What to produce: Quote the entries word for word. Omit the pictures.

— begin Material for the task —

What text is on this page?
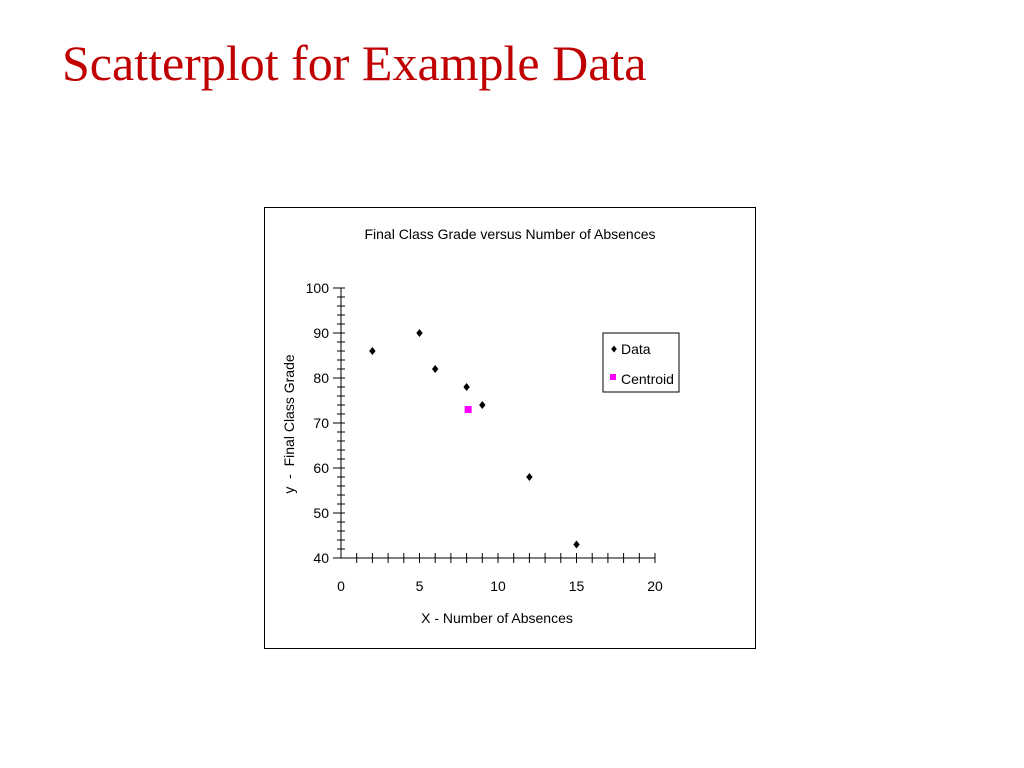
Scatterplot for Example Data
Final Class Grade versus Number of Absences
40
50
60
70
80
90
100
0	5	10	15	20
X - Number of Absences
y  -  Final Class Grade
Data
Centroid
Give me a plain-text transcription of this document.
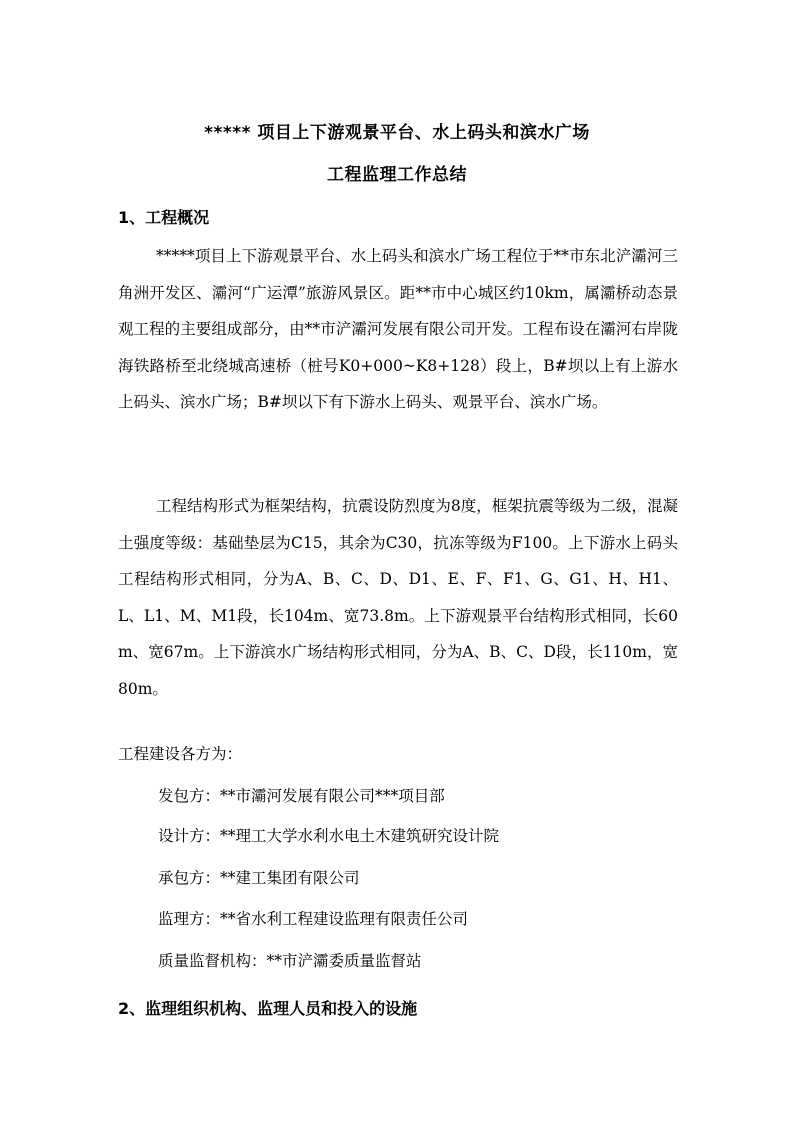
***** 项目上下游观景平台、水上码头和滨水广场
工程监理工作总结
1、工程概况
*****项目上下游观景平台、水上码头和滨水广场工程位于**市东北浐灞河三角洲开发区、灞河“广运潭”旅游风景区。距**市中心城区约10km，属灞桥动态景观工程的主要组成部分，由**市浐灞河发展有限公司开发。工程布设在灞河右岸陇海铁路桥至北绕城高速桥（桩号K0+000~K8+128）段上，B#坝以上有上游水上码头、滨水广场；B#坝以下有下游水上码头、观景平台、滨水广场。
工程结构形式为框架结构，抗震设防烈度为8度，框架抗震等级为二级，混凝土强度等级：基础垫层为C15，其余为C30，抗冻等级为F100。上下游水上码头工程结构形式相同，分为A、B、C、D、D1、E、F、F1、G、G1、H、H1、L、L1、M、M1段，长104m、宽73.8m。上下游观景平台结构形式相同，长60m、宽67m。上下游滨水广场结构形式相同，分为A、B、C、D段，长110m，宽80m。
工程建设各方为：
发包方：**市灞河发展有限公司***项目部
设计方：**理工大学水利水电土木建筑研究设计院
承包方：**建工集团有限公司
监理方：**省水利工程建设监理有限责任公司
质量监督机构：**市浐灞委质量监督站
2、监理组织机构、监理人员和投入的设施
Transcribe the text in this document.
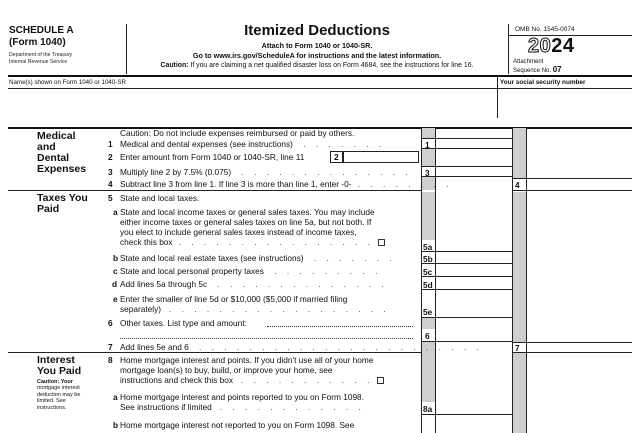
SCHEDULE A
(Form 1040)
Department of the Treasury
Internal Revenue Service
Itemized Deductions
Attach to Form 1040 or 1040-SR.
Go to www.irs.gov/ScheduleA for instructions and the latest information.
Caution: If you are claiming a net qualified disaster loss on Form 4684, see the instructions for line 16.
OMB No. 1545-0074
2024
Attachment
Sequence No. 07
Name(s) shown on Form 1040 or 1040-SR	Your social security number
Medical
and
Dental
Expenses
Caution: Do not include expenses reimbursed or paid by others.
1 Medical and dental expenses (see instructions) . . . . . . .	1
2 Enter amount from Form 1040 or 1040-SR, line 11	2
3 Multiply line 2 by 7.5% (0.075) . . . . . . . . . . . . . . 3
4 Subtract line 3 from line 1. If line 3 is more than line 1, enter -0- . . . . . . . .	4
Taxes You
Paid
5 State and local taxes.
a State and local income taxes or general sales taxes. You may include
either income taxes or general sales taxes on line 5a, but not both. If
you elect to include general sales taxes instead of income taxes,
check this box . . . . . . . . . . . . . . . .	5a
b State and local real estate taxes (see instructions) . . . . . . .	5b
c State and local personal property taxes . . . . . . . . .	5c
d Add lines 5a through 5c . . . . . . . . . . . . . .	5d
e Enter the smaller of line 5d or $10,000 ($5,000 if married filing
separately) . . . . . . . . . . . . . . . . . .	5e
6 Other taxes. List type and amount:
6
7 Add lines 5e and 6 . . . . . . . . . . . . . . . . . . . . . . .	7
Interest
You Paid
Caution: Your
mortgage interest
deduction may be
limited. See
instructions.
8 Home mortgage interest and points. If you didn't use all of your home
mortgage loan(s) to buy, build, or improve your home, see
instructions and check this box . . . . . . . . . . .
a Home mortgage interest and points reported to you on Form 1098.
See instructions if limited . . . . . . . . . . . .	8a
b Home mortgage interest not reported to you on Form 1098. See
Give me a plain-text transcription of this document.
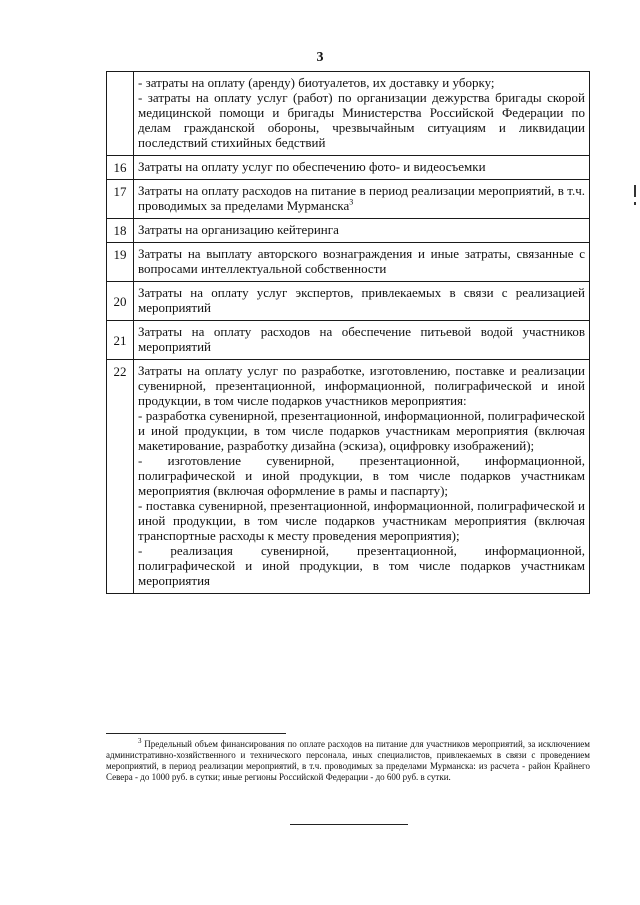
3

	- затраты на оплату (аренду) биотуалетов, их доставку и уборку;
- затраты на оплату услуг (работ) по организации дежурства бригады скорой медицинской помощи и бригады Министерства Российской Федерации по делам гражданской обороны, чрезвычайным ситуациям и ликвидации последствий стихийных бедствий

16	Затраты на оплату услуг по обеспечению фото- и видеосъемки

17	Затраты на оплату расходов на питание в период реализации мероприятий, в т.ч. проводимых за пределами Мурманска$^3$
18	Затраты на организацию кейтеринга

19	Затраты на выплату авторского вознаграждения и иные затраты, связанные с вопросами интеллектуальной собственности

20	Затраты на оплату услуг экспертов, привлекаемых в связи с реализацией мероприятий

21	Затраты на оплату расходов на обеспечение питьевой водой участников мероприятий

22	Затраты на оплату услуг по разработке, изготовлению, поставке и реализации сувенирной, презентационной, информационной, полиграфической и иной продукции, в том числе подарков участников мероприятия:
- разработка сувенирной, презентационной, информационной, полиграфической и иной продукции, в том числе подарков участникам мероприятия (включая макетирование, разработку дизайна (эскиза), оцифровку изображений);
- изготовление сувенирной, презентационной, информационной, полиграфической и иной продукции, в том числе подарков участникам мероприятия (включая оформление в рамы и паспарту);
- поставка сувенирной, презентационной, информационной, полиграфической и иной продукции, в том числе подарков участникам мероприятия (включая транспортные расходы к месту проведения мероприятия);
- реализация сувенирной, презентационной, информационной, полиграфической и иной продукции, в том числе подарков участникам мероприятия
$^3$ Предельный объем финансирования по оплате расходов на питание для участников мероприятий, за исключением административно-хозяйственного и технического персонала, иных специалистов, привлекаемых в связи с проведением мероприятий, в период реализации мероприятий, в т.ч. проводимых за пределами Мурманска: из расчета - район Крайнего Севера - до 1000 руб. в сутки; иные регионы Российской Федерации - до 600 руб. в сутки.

— end Material for the task —

The answer:
What text is on this page?
Scatterplot for Example Data
Final Class Grade versus Number of Absences
40
50
60
70
80
90
100
0	5	10	15	20
X - Number of Absences
y  -  Final Class Grade
Data
Centroid
Give me a plain-text transcription of this document.
***** 项目上下游观景平台、水上码头和滨水广场
工程监理工作总结
1、工程概况
*****项目上下游观景平台、水上码头和滨水广场工程位于**市东北浐灞河三角洲开发区、灞河“广运潭”旅游风景区。距**市中心城区约10km，属灞桥动态景观工程的主要组成部分，由**市浐灞河发展有限公司开发。工程布设在灞河右岸陇海铁路桥至北绕城高速桥（桩号K0+000~K8+128）段上，B#坝以上有上游水上码头、滨水广场；B#坝以下有下游水上码头、观景平台、滨水广场。
工程结构形式为框架结构，抗震设防烈度为8度，框架抗震等级为二级，混凝土强度等级：基础垫层为C15，其余为C30，抗冻等级为F100。上下游水上码头工程结构形式相同，分为A、B、C、D、D1、E、F、F1、G、G1、H、H1、L、L1、M、M1段，长104m、宽73.8m。上下游观景平台结构形式相同，长60m、宽67m。上下游滨水广场结构形式相同，分为A、B、C、D段，长110m，宽80m。
工程建设各方为：
发包方：**市灞河发展有限公司***项目部
设计方：**理工大学水利水电土木建筑研究设计院
承包方：**建工集团有限公司
监理方：**省水利工程建设监理有限责任公司
质量监督机构：**市浐灞委质量监督站
2、监理组织机构、监理人员和投入的设施
Transcribe the text in this document.
SCHEDULE A
(Form 1040)
Department of the Treasury
Internal Revenue Service
Itemized Deductions
Attach to Form 1040 or 1040-SR.
Go to www.irs.gov/ScheduleA for instructions and the latest information.
Caution: If you are claiming a net qualified disaster loss on Form 4684, see the instructions for line 16.
OMB No. 1545-0074
2024
Attachment
Sequence No. 07
Name(s) shown on Form 1040 or 1040-SR	Your social security number
Medical
and
Dental
Expenses
Caution: Do not include expenses reimbursed or paid by others.
1 Medical and dental expenses (see instructions) . . . . . . .	1
2 Enter amount from Form 1040 or 1040-SR, line 11	2
3 Multiply line 2 by 7.5% (0.075) . . . . . . . . . . . . . . 3
4 Subtract line 3 from line 1. If line 3 is more than line 1, enter -0- . . . . . . . .	4
Taxes You
Paid
5 State and local taxes.
a State and local income taxes or general sales taxes. You may include
either income taxes or general sales taxes on line 5a, but not both. If
you elect to include general sales taxes instead of income taxes,
check this box . . . . . . . . . . . . . . . .	5a
b State and local real estate taxes (see instructions) . . . . . . .	5b
c State and local personal property taxes . . . . . . . . .	5c
d Add lines 5a through 5c . . . . . . . . . . . . . .	5d
e Enter the smaller of line 5d or $10,000 ($5,000 if married filing
separately) . . . . . . . . . . . . . . . . . .	5e
6 Other taxes. List type and amount:
6
7 Add lines 5e and 6 . . . . . . . . . . . . . . . . . . . . . . .	7
Interest
You Paid
Caution: Your
mortgage interest
deduction may be
limited. See
instructions.
8 Home mortgage interest and points. If you didn't use all of your home
mortgage loan(s) to buy, build, or improve your home, see
instructions and check this box . . . . . . . . . . .
a Home mortgage interest and points reported to you on Form 1098.
See instructions if limited . . . . . . . . . . . .	8a
b Home mortgage interest not reported to you on Form 1098. See
Give me a plain-text transcription of this document.
3

	- затраты на оплату (аренду) биотуалетов, их доставку и уборку;
- затраты на оплату услуг (работ) по организации дежурства бригады скорой медицинской помощи и бригады Министерства Российской Федерации по делам гражданской обороны, чрезвычайным ситуациям и ликвидации последствий стихийных бедствий

16	Затраты на оплату услуг по обеспечению фото- и видеосъемки

17	Затраты на оплату расходов на питание в период реализации мероприятий, в т.ч. проводимых за пределами Мурманска$^3$
18	Затраты на организацию кейтеринга

19	Затраты на выплату авторского вознаграждения и иные затраты, связанные с вопросами интеллектуальной собственности

20	Затраты на оплату услуг экспертов, привлекаемых в связи с реализацией мероприятий

21	Затраты на оплату расходов на обеспечение питьевой водой участников мероприятий

22	Затраты на оплату услуг по разработке, изготовлению, поставке и реализации сувенирной, презентационной, информационной, полиграфической и иной продукции, в том числе подарков участников мероприятия:
- разработка сувенирной, презентационной, информационной, полиграфической и иной продукции, в том числе подарков участникам мероприятия (включая макетирование, разработку дизайна (эскиза), оцифровку изображений);
- изготовление сувенирной, презентационной, информационной, полиграфической и иной продукции, в том числе подарков участникам мероприятия (включая оформление в рамы и паспарту);
- поставка сувенирной, презентационной, информационной, полиграфической и иной продукции, в том числе подарков участникам мероприятия (включая транспортные расходы к месту проведения мероприятия);
- реализация сувенирной, презентационной, информационной, полиграфической и иной продукции, в том числе подарков участникам мероприятия
$^3$ Предельный объем финансирования по оплате расходов на питание для участников мероприятий, за исключением административно-хозяйственного и технического персонала, иных специалистов, привлекаемых в связи с проведением мероприятий, в период реализации мероприятий, в т.ч. проводимых за пределами Мурманска: из расчета - район Крайнего Севера - до 1000 руб. в сутки; иные регионы Российской Федерации - до 600 руб. в сутки.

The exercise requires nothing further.